## WRITTEN TASK:
Determine how many lines include the word "color", then give that number and nothing more.

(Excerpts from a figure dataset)
◆ ◆ ◆ ◆ ◆

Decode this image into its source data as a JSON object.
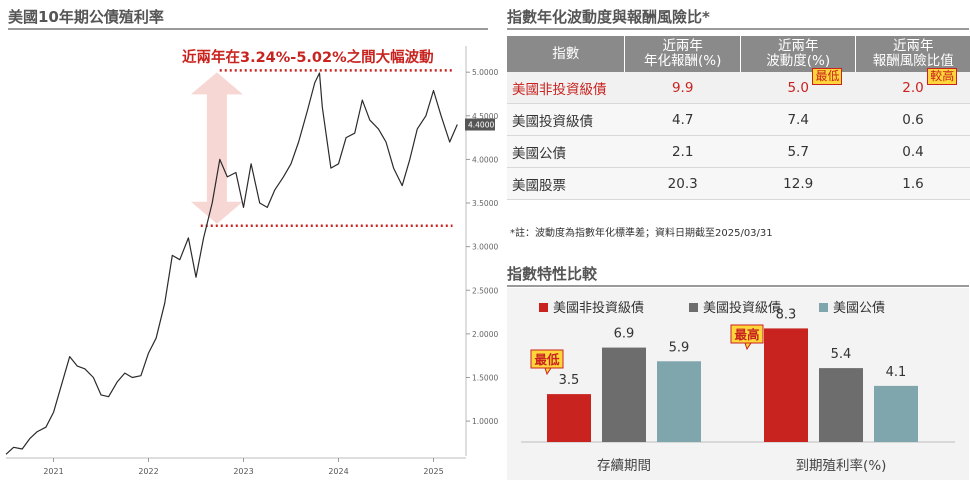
{
  "left_panel": {
    "title": "美國10年期公債殖利率",
    "annotation": "近兩年在3.24%-5.02%之間大幅波動"
  },
  "right_top": {
    "title": "指數年化波動度與報酬風險比*",
    "table": {
      "headers": [
        "指數",
        "近兩年\n年化報酬(%)",
        "近兩年\n波動度(%)",
        "近兩年\n報酬風險比值"
      ],
      "rows": [
        {
          "name": "美國非投資級債",
          "ret": "9.9",
          "vol": "5.0",
          "ratio": "2.0",
          "highlight": true,
          "vol_tag": "最低",
          "ratio_tag": "較高"
        },
        {
          "name": "美國投資級債",
          "ret": "4.7",
          "vol": "7.4",
          "ratio": "0.6"
        },
        {
          "name": "美國公債",
          "ret": "2.1",
          "vol": "5.7",
          "ratio": "0.4"
        },
        {
          "name": "美國股票",
          "ret": "20.3",
          "vol": "12.9",
          "ratio": "1.6"
        }
      ]
    },
    "note": "*註：波動度為指數年化標準差；資料日期截至2025/03/31"
  },
  "right_bottom": {
    "title": "指數特性比較",
    "tags": {
      "low": "最低",
      "high": "最高"
    }
  },
  "chart_data": [
    {
      "type": "line",
      "title": "美國10年期公債殖利率",
      "x_ticks": [
        "2021",
        "2022",
        "2023",
        "2024",
        "2025"
      ],
      "y_ticks": [
        "1.0000",
        "1.5000",
        "2.0000",
        "2.5000",
        "3.0000",
        "3.5000",
        "4.0000",
        "4.5000",
        "5.0000"
      ],
      "ylim": [
        0.6,
        5.3
      ],
      "last_value_label": "4.4000",
      "reference_lines": [
        5.02,
        3.24
      ],
      "series": [
        {
          "x": [
            2020.5,
            2020.58,
            2020.67,
            2020.75,
            2020.83,
            2020.92,
            2021.0,
            2021.08,
            2021.17,
            2021.25,
            2021.33,
            2021.42,
            2021.5,
            2021.58,
            2021.67,
            2021.75,
            2021.83,
            2021.92,
            2022.0,
            2022.08,
            2022.17,
            2022.25,
            2022.33,
            2022.42,
            2022.5,
            2022.58,
            2022.67,
            2022.75,
            2022.83,
            2022.92,
            2023.0,
            2023.08,
            2023.17,
            2023.25,
            2023.33,
            2023.42,
            2023.5,
            2023.58,
            2023.67,
            2023.75,
            2023.8,
            2023.83,
            2023.92,
            2024.0,
            2024.08,
            2024.17,
            2024.25,
            2024.33,
            2024.42,
            2024.5,
            2024.58,
            2024.67,
            2024.75,
            2024.83,
            2024.92,
            2025.0,
            2025.08,
            2025.17,
            2025.25
          ],
          "values": [
            0.62,
            0.7,
            0.68,
            0.8,
            0.88,
            0.93,
            1.1,
            1.4,
            1.74,
            1.63,
            1.6,
            1.5,
            1.3,
            1.28,
            1.45,
            1.55,
            1.5,
            1.52,
            1.78,
            1.95,
            2.35,
            2.9,
            2.85,
            3.1,
            2.65,
            3.1,
            3.5,
            4.0,
            3.8,
            3.85,
            3.45,
            3.95,
            3.5,
            3.45,
            3.65,
            3.8,
            3.95,
            4.2,
            4.55,
            4.88,
            4.99,
            4.6,
            3.9,
            3.95,
            4.25,
            4.3,
            4.68,
            4.45,
            4.35,
            4.2,
            3.9,
            3.7,
            4.0,
            4.35,
            4.5,
            4.79,
            4.5,
            4.2,
            4.4
          ]
        }
      ]
    },
    {
      "type": "bar",
      "categories": [
        "存續期間",
        "到期殖利率(%)"
      ],
      "series": [
        {
          "name": "美國非投資級債",
          "color": "#c8231f",
          "values": [
            3.5,
            8.3
          ]
        },
        {
          "name": "美國投資級債",
          "color": "#6d6d6d",
          "values": [
            6.9,
            5.4
          ]
        },
        {
          "name": "美國公債",
          "color": "#7fa6ad",
          "values": [
            5.9,
            4.1
          ]
        }
      ],
      "ylim": [
        0,
        9.5
      ]
    }
  ]
}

◆ ◆ ◆ ◆ ◆

## SOLUTION TO THIS PROBLEM:
3